_Exercise goal_
Among the following entries, count the lines that contain "paziente" and report only the result.

_Entries provided_

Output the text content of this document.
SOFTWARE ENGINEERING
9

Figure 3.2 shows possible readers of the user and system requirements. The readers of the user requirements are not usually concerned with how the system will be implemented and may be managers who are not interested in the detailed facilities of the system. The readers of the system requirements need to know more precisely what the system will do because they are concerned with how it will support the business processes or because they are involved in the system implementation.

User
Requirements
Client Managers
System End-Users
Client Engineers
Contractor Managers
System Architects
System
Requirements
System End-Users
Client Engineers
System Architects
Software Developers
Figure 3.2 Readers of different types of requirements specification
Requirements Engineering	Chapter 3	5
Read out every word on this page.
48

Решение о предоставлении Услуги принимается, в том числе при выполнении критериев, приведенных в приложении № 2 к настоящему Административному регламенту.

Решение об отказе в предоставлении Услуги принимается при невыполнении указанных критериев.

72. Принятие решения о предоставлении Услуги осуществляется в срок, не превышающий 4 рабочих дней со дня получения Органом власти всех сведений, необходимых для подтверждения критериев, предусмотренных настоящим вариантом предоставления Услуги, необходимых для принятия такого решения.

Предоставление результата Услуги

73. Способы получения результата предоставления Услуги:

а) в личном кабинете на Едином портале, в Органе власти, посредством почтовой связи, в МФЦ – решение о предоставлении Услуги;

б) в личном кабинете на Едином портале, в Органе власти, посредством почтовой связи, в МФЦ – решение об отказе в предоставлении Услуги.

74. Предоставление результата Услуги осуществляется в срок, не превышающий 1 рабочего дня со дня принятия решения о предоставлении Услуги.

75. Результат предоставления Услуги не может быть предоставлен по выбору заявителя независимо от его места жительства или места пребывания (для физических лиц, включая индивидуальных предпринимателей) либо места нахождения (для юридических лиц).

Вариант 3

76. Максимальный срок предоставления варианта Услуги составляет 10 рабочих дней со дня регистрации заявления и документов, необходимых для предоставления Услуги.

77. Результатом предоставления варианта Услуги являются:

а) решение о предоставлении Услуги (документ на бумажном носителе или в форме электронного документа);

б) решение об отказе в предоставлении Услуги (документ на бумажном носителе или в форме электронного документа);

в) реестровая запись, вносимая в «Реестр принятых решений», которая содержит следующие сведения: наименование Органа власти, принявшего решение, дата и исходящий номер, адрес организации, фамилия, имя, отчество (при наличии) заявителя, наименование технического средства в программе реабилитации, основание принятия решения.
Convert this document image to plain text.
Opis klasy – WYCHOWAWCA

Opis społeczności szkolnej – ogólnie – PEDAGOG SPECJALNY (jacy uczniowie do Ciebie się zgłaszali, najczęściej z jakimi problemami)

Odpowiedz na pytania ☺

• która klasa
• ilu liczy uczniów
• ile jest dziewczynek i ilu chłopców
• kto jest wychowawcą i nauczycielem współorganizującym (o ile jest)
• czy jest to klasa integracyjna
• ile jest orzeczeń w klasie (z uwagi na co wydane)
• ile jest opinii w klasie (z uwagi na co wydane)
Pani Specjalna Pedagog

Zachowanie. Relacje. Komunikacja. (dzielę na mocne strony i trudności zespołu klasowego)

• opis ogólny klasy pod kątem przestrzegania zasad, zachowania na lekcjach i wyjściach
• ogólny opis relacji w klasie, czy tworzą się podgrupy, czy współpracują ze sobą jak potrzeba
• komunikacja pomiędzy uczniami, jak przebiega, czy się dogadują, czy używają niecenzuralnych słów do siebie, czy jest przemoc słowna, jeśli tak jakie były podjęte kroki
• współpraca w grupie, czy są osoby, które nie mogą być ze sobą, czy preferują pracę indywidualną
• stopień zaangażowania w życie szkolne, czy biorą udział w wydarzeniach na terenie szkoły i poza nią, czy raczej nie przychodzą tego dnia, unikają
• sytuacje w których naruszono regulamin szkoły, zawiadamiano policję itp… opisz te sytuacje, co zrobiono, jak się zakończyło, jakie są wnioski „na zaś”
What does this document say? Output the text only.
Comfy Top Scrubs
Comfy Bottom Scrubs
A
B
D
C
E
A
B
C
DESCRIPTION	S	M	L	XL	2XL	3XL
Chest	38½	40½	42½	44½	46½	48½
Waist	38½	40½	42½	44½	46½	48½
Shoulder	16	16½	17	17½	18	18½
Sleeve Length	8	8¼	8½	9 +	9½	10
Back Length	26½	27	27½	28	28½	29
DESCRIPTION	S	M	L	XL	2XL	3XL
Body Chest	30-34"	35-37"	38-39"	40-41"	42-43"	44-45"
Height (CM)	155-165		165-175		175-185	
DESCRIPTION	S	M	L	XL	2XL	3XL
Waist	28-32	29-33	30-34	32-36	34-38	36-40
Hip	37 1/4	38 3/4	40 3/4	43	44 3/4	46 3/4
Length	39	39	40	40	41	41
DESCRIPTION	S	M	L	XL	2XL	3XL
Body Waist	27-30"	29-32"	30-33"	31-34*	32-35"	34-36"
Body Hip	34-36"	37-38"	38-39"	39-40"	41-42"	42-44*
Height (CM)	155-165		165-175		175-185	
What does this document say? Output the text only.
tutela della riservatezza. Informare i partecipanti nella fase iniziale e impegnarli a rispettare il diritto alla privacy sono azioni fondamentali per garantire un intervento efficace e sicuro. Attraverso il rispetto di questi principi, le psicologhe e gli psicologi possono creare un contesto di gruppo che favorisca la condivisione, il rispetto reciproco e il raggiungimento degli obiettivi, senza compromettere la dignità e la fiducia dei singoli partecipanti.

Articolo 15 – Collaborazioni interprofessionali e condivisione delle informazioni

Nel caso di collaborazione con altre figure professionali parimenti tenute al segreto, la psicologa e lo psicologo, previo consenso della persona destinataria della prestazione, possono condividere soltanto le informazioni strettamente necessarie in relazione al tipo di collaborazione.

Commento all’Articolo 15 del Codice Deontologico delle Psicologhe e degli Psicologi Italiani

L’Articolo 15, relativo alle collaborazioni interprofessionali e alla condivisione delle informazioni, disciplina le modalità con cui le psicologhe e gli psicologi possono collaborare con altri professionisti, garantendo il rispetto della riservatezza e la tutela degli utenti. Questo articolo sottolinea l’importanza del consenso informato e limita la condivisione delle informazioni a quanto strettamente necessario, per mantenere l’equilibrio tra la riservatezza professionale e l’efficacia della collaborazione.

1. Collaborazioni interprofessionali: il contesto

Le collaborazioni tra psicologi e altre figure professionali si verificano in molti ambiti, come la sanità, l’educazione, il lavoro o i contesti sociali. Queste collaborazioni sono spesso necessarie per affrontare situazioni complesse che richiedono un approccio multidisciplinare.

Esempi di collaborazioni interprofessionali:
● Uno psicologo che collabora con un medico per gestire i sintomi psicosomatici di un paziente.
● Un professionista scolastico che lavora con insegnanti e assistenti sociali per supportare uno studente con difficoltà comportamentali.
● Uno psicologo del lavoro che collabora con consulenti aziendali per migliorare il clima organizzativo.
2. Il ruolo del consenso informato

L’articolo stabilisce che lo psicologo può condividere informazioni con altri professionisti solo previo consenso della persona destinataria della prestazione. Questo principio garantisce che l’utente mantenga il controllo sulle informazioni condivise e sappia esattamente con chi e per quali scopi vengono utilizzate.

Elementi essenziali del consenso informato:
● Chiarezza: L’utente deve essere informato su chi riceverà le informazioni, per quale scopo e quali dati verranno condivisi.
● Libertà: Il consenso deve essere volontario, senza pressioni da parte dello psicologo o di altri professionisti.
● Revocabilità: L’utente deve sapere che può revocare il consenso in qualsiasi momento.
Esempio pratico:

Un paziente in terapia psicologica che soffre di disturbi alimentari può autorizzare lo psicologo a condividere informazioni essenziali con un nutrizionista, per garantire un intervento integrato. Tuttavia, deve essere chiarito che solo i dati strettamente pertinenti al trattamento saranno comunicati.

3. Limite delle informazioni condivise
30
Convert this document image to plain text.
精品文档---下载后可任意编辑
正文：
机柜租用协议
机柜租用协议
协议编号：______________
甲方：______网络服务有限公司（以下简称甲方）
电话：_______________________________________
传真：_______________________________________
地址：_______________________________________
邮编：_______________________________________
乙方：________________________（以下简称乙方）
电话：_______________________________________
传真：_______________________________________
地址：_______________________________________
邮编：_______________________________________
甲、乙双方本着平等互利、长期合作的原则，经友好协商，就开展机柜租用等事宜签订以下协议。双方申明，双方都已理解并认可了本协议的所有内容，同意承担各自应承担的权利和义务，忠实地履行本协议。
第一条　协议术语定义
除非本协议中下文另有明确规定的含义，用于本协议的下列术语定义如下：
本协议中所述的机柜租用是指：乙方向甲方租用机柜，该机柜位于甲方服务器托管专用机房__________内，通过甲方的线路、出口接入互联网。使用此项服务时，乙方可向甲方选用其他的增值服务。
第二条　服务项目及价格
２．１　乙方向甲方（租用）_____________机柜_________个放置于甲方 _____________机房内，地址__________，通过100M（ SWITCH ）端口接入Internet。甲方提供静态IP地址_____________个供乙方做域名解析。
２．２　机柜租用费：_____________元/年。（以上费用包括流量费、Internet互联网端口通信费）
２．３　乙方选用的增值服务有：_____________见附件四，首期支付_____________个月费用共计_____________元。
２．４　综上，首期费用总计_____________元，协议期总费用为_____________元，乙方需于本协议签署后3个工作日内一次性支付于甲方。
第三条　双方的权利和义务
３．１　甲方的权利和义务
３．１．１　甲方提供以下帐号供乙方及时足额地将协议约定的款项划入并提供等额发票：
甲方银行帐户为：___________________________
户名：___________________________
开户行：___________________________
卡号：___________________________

_Solution_
2